THE REQUEST:
Write the records out again, precisely as they stand.

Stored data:
Begin
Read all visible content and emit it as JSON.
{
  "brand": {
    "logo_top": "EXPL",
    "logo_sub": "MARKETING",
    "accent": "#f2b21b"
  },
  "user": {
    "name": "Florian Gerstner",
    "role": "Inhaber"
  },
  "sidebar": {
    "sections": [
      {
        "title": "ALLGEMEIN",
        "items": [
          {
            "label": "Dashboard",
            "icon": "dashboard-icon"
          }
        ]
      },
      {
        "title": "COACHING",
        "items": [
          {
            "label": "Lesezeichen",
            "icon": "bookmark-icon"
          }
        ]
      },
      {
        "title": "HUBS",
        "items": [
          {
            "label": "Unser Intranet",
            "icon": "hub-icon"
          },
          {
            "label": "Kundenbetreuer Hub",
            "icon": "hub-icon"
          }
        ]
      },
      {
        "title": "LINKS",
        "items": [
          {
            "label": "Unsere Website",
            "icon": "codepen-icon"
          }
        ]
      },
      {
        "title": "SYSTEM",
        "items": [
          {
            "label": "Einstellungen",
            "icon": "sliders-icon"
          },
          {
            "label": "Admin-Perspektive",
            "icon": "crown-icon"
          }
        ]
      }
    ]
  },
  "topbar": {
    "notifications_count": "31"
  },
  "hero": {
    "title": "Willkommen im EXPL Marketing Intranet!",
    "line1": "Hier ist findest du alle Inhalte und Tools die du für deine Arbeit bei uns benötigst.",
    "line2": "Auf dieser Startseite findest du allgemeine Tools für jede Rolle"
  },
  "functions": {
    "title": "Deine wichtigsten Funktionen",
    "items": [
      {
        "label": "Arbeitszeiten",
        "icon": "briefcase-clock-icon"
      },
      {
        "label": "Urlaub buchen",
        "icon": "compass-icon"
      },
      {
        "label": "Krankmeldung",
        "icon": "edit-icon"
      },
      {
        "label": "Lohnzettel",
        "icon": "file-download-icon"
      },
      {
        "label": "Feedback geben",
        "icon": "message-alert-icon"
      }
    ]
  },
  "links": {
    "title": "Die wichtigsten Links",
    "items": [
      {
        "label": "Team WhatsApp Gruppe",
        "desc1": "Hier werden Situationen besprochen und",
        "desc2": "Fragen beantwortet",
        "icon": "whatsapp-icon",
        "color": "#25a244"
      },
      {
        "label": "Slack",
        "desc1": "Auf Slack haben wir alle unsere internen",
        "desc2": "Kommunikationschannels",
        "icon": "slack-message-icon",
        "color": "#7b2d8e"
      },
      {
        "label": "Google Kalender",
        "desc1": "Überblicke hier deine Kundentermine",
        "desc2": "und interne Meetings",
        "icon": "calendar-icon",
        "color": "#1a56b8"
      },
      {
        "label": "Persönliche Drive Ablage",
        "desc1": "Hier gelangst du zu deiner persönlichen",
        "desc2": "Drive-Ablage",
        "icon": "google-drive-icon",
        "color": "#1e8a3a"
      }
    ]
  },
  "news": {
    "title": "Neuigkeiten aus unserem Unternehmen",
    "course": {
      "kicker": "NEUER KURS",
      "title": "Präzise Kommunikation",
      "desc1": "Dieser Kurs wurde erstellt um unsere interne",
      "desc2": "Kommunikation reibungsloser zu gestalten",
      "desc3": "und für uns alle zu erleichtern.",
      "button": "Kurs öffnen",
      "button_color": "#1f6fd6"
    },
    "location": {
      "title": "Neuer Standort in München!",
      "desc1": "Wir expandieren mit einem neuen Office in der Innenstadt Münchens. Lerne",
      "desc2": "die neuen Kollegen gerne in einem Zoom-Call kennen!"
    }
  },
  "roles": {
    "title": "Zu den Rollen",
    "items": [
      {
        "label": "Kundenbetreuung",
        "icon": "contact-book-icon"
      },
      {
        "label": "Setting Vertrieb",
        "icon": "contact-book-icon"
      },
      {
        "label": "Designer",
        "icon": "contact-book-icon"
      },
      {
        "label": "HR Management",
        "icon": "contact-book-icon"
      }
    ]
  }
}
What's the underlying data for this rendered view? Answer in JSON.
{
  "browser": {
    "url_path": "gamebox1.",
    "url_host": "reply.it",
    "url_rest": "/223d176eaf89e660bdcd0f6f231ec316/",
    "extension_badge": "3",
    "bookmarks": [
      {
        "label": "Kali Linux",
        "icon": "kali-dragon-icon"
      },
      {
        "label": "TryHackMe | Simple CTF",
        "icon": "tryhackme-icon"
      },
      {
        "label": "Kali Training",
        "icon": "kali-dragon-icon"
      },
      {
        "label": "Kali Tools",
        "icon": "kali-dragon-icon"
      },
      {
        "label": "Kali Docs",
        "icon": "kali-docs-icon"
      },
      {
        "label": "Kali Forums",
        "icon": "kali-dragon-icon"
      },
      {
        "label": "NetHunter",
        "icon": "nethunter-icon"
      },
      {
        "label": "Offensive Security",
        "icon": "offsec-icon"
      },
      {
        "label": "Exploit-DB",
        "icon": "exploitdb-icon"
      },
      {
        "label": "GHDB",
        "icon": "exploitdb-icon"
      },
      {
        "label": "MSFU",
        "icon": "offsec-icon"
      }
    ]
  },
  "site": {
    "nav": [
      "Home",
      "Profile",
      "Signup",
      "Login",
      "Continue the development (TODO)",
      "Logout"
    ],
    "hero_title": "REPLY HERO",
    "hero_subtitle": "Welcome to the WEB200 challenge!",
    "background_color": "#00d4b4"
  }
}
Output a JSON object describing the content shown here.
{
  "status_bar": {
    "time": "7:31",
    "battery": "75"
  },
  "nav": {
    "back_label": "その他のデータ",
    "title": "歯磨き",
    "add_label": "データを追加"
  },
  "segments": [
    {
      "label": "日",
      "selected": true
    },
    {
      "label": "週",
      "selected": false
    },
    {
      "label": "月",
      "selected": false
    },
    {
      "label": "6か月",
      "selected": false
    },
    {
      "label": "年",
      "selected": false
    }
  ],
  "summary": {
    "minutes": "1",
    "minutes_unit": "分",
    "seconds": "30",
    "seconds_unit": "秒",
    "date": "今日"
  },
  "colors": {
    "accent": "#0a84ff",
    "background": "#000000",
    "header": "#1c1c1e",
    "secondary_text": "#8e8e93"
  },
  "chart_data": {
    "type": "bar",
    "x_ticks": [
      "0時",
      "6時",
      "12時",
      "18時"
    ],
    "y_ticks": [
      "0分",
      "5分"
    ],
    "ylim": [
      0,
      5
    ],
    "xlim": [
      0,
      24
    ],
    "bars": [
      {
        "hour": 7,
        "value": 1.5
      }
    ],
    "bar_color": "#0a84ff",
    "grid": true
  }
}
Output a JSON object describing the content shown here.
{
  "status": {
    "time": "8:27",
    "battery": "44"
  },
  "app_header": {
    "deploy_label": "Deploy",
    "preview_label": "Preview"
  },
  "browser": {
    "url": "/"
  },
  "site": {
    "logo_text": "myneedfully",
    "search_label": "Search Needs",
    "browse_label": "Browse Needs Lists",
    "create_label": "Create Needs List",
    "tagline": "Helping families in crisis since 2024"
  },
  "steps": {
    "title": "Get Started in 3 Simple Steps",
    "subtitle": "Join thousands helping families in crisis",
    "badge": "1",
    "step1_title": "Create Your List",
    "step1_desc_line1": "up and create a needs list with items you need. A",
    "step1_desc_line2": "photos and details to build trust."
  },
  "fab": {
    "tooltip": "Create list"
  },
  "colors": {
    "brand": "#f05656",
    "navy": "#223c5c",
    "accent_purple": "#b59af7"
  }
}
End
CORRECT RESULT:
Read all visible content and emit it as JSON.
{
  "brand": {
    "logo_top": "EXPL",
    "logo_sub": "MARKETING",
    "accent": "#f2b21b"
  },
  "user": {
    "name": "Florian Gerstner",
    "role": "Inhaber"
  },
  "sidebar": {
    "sections": [
      {
        "title": "ALLGEMEIN",
        "items": [
          {
            "label": "Dashboard",
            "icon": "dashboard-icon"
          }
        ]
      },
      {
        "title": "COACHING",
        "items": [
          {
            "label": "Lesezeichen",
            "icon": "bookmark-icon"
          }
        ]
      },
      {
        "title": "HUBS",
        "items": [
          {
            "label": "Unser Intranet",
            "icon": "hub-icon"
          },
          {
            "label": "Kundenbetreuer Hub",
            "icon": "hub-icon"
          }
        ]
      },
      {
        "title": "LINKS",
        "items": [
          {
            "label": "Unsere Website",
            "icon": "codepen-icon"
          }
        ]
      },
      {
        "title": "SYSTEM",
        "items": [
          {
            "label": "Einstellungen",
            "icon": "sliders-icon"
          },
          {
            "label": "Admin-Perspektive",
            "icon": "crown-icon"
          }
        ]
      }
    ]
  },
  "topbar": {
    "notifications_count": "31"
  },
  "hero": {
    "title": "Willkommen im EXPL Marketing Intranet!",
    "line1": "Hier ist findest du alle Inhalte und Tools die du für deine Arbeit bei uns benötigst.",
    "line2": "Auf dieser Startseite findest du allgemeine Tools für jede Rolle"
  },
  "functions": {
    "title": "Deine wichtigsten Funktionen",
    "items": [
      {
        "label": "Arbeitszeiten",
        "icon": "briefcase-clock-icon"
      },
      {
        "label": "Urlaub buchen",
        "icon": "compass-icon"
      },
      {
        "label": "Krankmeldung",
        "icon": "edit-icon"
      },
      {
        "label": "Lohnzettel",
        "icon": "file-download-icon"
      },
      {
        "label": "Feedback geben",
        "icon": "message-alert-icon"
      }
    ]
  },
  "links": {
    "title": "Die wichtigsten Links",
    "items": [
      {
        "label": "Team WhatsApp Gruppe",
        "desc1": "Hier werden Situationen besprochen und",
        "desc2": "Fragen beantwortet",
        "icon": "whatsapp-icon",
        "color": "#25a244"
      },
      {
        "label": "Slack",
        "desc1": "Auf Slack haben wir alle unsere internen",
        "desc2": "Kommunikationschannels",
        "icon": "slack-message-icon",
        "color": "#7b2d8e"
      },
      {
        "label": "Google Kalender",
        "desc1": "Überblicke hier deine Kundentermine",
        "desc2": "und interne Meetings",
        "icon": "calendar-icon",
        "color": "#1a56b8"
      },
      {
        "label": "Persönliche Drive Ablage",
        "desc1": "Hier gelangst du zu deiner persönlichen",
        "desc2": "Drive-Ablage",
        "icon": "google-drive-icon",
        "color": "#1e8a3a"
      }
    ]
  },
  "news": {
    "title": "Neuigkeiten aus unserem Unternehmen",
    "course": {
      "kicker": "NEUER KURS",
      "title": "Präzise Kommunikation",
      "desc1": "Dieser Kurs wurde erstellt um unsere interne",
      "desc2": "Kommunikation reibungsloser zu gestalten",
      "desc3": "und für uns alle zu erleichtern.",
      "button": "Kurs öffnen",
      "button_color": "#1f6fd6"
    },
    "location": {
      "title": "Neuer Standort in München!",
      "desc1": "Wir expandieren mit einem neuen Office in der Innenstadt Münchens. Lerne",
      "desc2": "die neuen Kollegen gerne in einem Zoom-Call kennen!"
    }
  },
  "roles": {
    "title": "Zu den Rollen",
    "items": [
      {
        "label": "Kundenbetreuung",
        "icon": "contact-book-icon"
      },
      {
        "label": "Setting Vertrieb",
        "icon": "contact-book-icon"
      },
      {
        "label": "Designer",
        "icon": "contact-book-icon"
      },
      {
        "label": "HR Management",
        "icon": "contact-book-icon"
      }
    ]
  }
}
What's the underlying data for this rendered view? Answer in JSON.
{
  "browser": {
    "url_path": "gamebox1.",
    "url_host": "reply.it",
    "url_rest": "/223d176eaf89e660bdcd0f6f231ec316/",
    "extension_badge": "3",
    "bookmarks": [
      {
        "label": "Kali Linux",
        "icon": "kali-dragon-icon"
      },
      {
        "label": "TryHackMe | Simple CTF",
        "icon": "tryhackme-icon"
      },
      {
        "label": "Kali Training",
        "icon": "kali-dragon-icon"
      },
      {
        "label": "Kali Tools",
        "icon": "kali-dragon-icon"
      },
      {
        "label": "Kali Docs",
        "icon": "kali-docs-icon"
      },
      {
        "label": "Kali Forums",
        "icon": "kali-dragon-icon"
      },
      {
        "label": "NetHunter",
        "icon": "nethunter-icon"
      },
      {
        "label": "Offensive Security",
        "icon": "offsec-icon"
      },
      {
        "label": "Exploit-DB",
        "icon": "exploitdb-icon"
      },
      {
        "label": "GHDB",
        "icon": "exploitdb-icon"
      },
      {
        "label": "MSFU",
        "icon": "offsec-icon"
      }
    ]
  },
  "site": {
    "nav": [
      "Home",
      "Profile",
      "Signup",
      "Login",
      "Continue the development (TODO)",
      "Logout"
    ],
    "hero_title": "REPLY HERO",
    "hero_subtitle": "Welcome to the WEB200 challenge!",
    "background_color": "#00d4b4"
  }
}
Output a JSON object describing the content shown here.
{
  "status_bar": {
    "time": "7:31",
    "battery": "75"
  },
  "nav": {
    "back_label": "その他のデータ",
    "title": "歯磨き",
    "add_label": "データを追加"
  },
  "segments": [
    {
      "label": "日",
      "selected": true
    },
    {
      "label": "週",
      "selected": false
    },
    {
      "label": "月",
      "selected": false
    },
    {
      "label": "6か月",
      "selected": false
    },
    {
      "label": "年",
      "selected": false
    }
  ],
  "summary": {
    "minutes": "1",
    "minutes_unit": "分",
    "seconds": "30",
    "seconds_unit": "秒",
    "date": "今日"
  },
  "colors": {
    "accent": "#0a84ff",
    "background": "#000000",
    "header": "#1c1c1e",
    "secondary_text": "#8e8e93"
  },
  "chart_data": {
    "type": "bar",
    "x_ticks": [
      "0時",
      "6時",
      "12時",
      "18時"
    ],
    "y_ticks": [
      "0分",
      "5分"
    ],
    "ylim": [
      0,
      5
    ],
    "xlim": [
      0,
      24
    ],
    "bars": [
      {
        "hour": 7,
        "value": 1.5
      }
    ],
    "bar_color": "#0a84ff",
    "grid": true
  }
}
Output a JSON object describing the content shown here.
{
  "status": {
    "time": "8:27",
    "battery": "44"
  },
  "app_header": {
    "deploy_label": "Deploy",
    "preview_label": "Preview"
  },
  "browser": {
    "url": "/"
  },
  "site": {
    "logo_text": "myneedfully",
    "search_label": "Search Needs",
    "browse_label": "Browse Needs Lists",
    "create_label": "Create Needs List",
    "tagline": "Helping families in crisis since 2024"
  },
  "steps": {
    "title": "Get Started in 3 Simple Steps",
    "subtitle": "Join thousands helping families in crisis",
    "badge": "1",
    "step1_title": "Create Your List",
    "step1_desc_line1": "up and create a needs list with items you need. A",
    "step1_desc_line2": "photos and details to build trust."
  },
  "fab": {
    "tooltip": "Create list"
  },
  "colors": {
    "brand": "#f05656",
    "navy": "#223c5c",
    "accent_purple": "#b59af7"
  }
}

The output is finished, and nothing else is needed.